(Objective)
Please transcribe the data below exactly. Leave the pictures out.
==== Working data
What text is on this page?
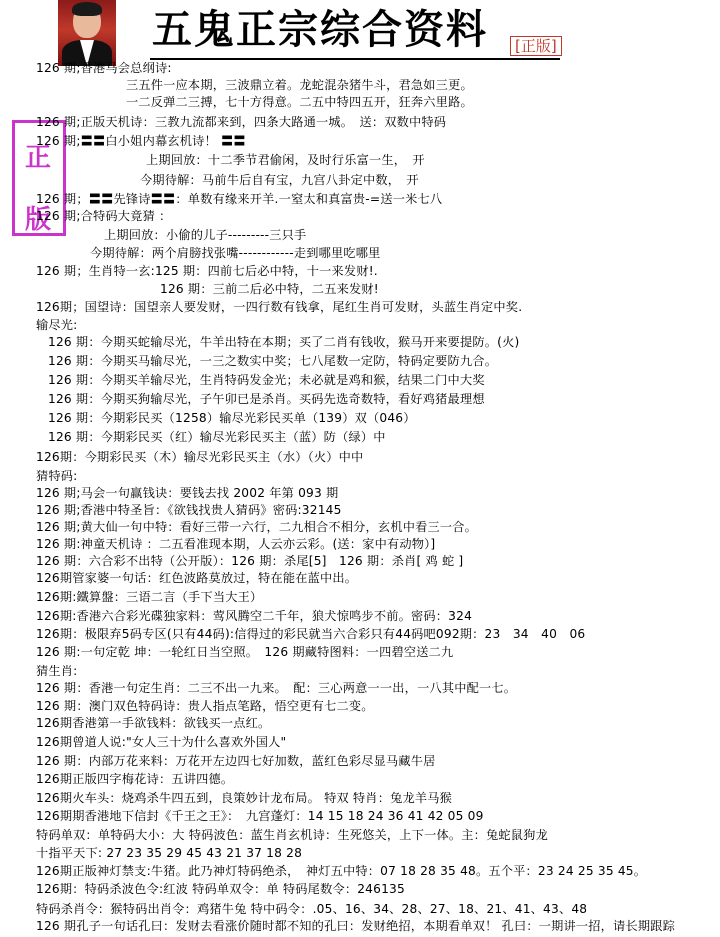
五鬼正宗综合资料	[正版]
正
版
126 期;香港马会总纲诗:
三五件一应本期，三波鼎立着。龙蛇混杂猪牛斗，君急如三更。
一二反弹二三搏，七十方得意。二五中特四五开，狂奔六里路。
126 期;正版天机诗：三教九流都来到，四条大路通一城。　送：双数中特码
126 期;〓〓白小姐内幕玄机诗！ 〓〓
上期回放：十二季节君偷闲，及时行乐富一生，　开
今期待解：马前牛后自有宝，九宫八卦定中数，　开
126 期；〓〓先锋诗〓〓：单数有缘来开羊.一窒太和真富贵-=送一米七八
126 期;合特码大竟猜 ：
上期回放：小偷的儿子---------三只手
今期待解：两个肩膀找张嘴------------走到哪里吃哪里
126 期；生肖特一玄:125 期：四前七后必中特，十一来发财!.
126 期：三前二后必中特，二五来发财!
126期；国望诗：国望亲人要发财，一四行数有钱拿，尾红生肖可发财，头蓝生肖定中奖.
输尽光:
126 期：今期买蛇输尽光，牛羊出特在本期；买了二肖有钱收，猴马开来要提防。(火)
126 期：今期买马输尽光，一三之数实中奖；七八尾数一定防，特码定要防九合。
126 期：今期买羊输尽光，生肖特码发金光；未必就是鸡和猴，结果二门中大奖
126 期：今期买狗输尽光，子午卯已是杀肖。买码先选奇数特，看好鸡猪最理想
126 期：今期彩民买（1258）输尽光彩民买单（139）双（046）
126 期：今期彩民买（红）输尽光彩民买主（蓝）防（绿）中
126期：今期彩民买（木）输尽光彩民买主（水）（火）中中
猜特码:
126 期;马会一句赢钱诀：要钱去找 2002 年第 093 期
126 期;香港中特圣旨：《欲钱找贵人猜码》密码:32145
126 期;黄大仙一句中特：看好三带一六行，二九相合不相分，玄机中看三一合。
126 期:神童天机诗 ：二五看准现本期，人云亦云彩。(送：家中有动物）]
126 期：六合彩不出特（公开版）：126 期：杀尾[5]　126 期：杀肖[ 鸡 蛇 ]
126期管家婆一句话：红色波路莫放过，特在能在蓝中出。
126期:鐵算盤：三语二言（手下当大王）
126期:香港六合彩光碟独家料：莺风腾空二千年，狼犬惊鸣步不前。密码：324
126期：极限弃5码专区(只有44码):信得过的彩民就当六合彩只有44码吧092期：23　34　40　06
126 期:一句定乾 坤：一轮红日当空照。　126 期藏特图料：一四碧空送二九
猜生肖:
126 期：香港一句定生肖：二三不出一九来。　配：三心两意一一出，一八其中配一七。
126 期：澳门双色特码诗：贵人指点笔路，悟空更有七二变。
126期香港第一手欲钱料：欲钱买一点红。
126期曾道人说:"女人三十为什么喜欢外国人"
126 期：内部万花来料：万花开左边四七好加数，蓝红色彩尽显马藏牛居
126期正版四字梅花诗：五讲四德。
126期火车头：烧鸡杀牛四五到，良策妙计龙布局。 特双 特肖：兔龙羊马猴
126期期香港地下信封《千王之王》：　九宫蓬灯：14 15 18 24 36 41 42 05 09
特码单双：单特码大小：大 特码波色：蓝生肖玄机诗：生死悠关，上下一体。主：兔蛇鼠狗龙
十指平天下: 27 23 35 29 45 43 21 37 18 28
126期正版神灯禁支:牛猪。此乃神灯特码绝杀，　神灯五中特：07 18 28 35 48。五个平：23 24 25 35 45。
126期：特码杀波色令:红波 特码单双令：单 特码尾数令：246135
特码杀肖令：猴特码出肖令：鸡猪牛兔 特中码令：.05、16、34、28、27、18、21、41、43、48
126 期孔子一句话孔曰：发财去看涨价随时都不知的孔曰：发财绝招，本期看单双！ 孔曰：一期讲一招，请长期跟踪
========
(Response for this exercise)
What text is on this page?
五鬼正宗综合资料	[正版]
正
版
126 期;香港马会总纲诗:
三五件一应本期，三波鼎立着。龙蛇混杂猪牛斗，君急如三更。
一二反弹二三搏，七十方得意。二五中特四五开，狂奔六里路。
126 期;正版天机诗：三教九流都来到，四条大路通一城。　送：双数中特码
126 期;〓〓白小姐内幕玄机诗！ 〓〓
上期回放：十二季节君偷闲，及时行乐富一生，　开
今期待解：马前牛后自有宝，九宫八卦定中数，　开
126 期；〓〓先锋诗〓〓：单数有缘来开羊.一窒太和真富贵-=送一米七八
126 期;合特码大竟猜 ：
上期回放：小偷的儿子---------三只手
今期待解：两个肩膀找张嘴------------走到哪里吃哪里
126 期；生肖特一玄:125 期：四前七后必中特，十一来发财!.
126 期：三前二后必中特，二五来发财!
126期；国望诗：国望亲人要发财，一四行数有钱拿，尾红生肖可发财，头蓝生肖定中奖.
输尽光:
126 期：今期买蛇输尽光，牛羊出特在本期；买了二肖有钱收，猴马开来要提防。(火)
126 期：今期买马输尽光，一三之数实中奖；七八尾数一定防，特码定要防九合。
126 期：今期买羊输尽光，生肖特码发金光；未必就是鸡和猴，结果二门中大奖
126 期：今期买狗输尽光，子午卯已是杀肖。买码先选奇数特，看好鸡猪最理想
126 期：今期彩民买（1258）输尽光彩民买单（139）双（046）
126 期：今期彩民买（红）输尽光彩民买主（蓝）防（绿）中
126期：今期彩民买（木）输尽光彩民买主（水）（火）中中
猜特码:
126 期;马会一句赢钱诀：要钱去找 2002 年第 093 期
126 期;香港中特圣旨：《欲钱找贵人猜码》密码:32145
126 期;黄大仙一句中特：看好三带一六行，二九相合不相分，玄机中看三一合。
126 期:神童天机诗 ：二五看准现本期，人云亦云彩。(送：家中有动物）]
126 期：六合彩不出特（公开版）：126 期：杀尾[5]　126 期：杀肖[ 鸡 蛇 ]
126期管家婆一句话：红色波路莫放过，特在能在蓝中出。
126期:鐵算盤：三语二言（手下当大王）
126期:香港六合彩光碟独家料：莺风腾空二千年，狼犬惊鸣步不前。密码：324
126期：极限弃5码专区(只有44码):信得过的彩民就当六合彩只有44码吧092期：23　34　40　06
126 期:一句定乾 坤：一轮红日当空照。　126 期藏特图料：一四碧空送二九
猜生肖:
126 期：香港一句定生肖：二三不出一九来。　配：三心两意一一出，一八其中配一七。
126 期：澳门双色特码诗：贵人指点笔路，悟空更有七二变。
126期香港第一手欲钱料：欲钱买一点红。
126期曾道人说:"女人三十为什么喜欢外国人"
126 期：内部万花来料：万花开左边四七好加数，蓝红色彩尽显马藏牛居
126期正版四字梅花诗：五讲四德。
126期火车头：烧鸡杀牛四五到，良策妙计龙布局。 特双 特肖：兔龙羊马猴
126期期香港地下信封《千王之王》：　九宫蓬灯：14 15 18 24 36 41 42 05 09
特码单双：单特码大小：大 特码波色：蓝生肖玄机诗：生死悠关，上下一体。主：兔蛇鼠狗龙
十指平天下: 27 23 35 29 45 43 21 37 18 28
126期正版神灯禁支:牛猪。此乃神灯特码绝杀，　神灯五中特：07 18 28 35 48。五个平：23 24 25 35 45。
126期：特码杀波色令:红波 特码单双令：单 特码尾数令：246135
特码杀肖令：猴特码出肖令：鸡猪牛兔 特中码令：.05、16、34、28、27、18、21、41、43、48
126 期孔子一句话孔曰：发财去看涨价随时都不知的孔曰：发财绝招，本期看单双！ 孔曰：一期讲一招，请长期跟踪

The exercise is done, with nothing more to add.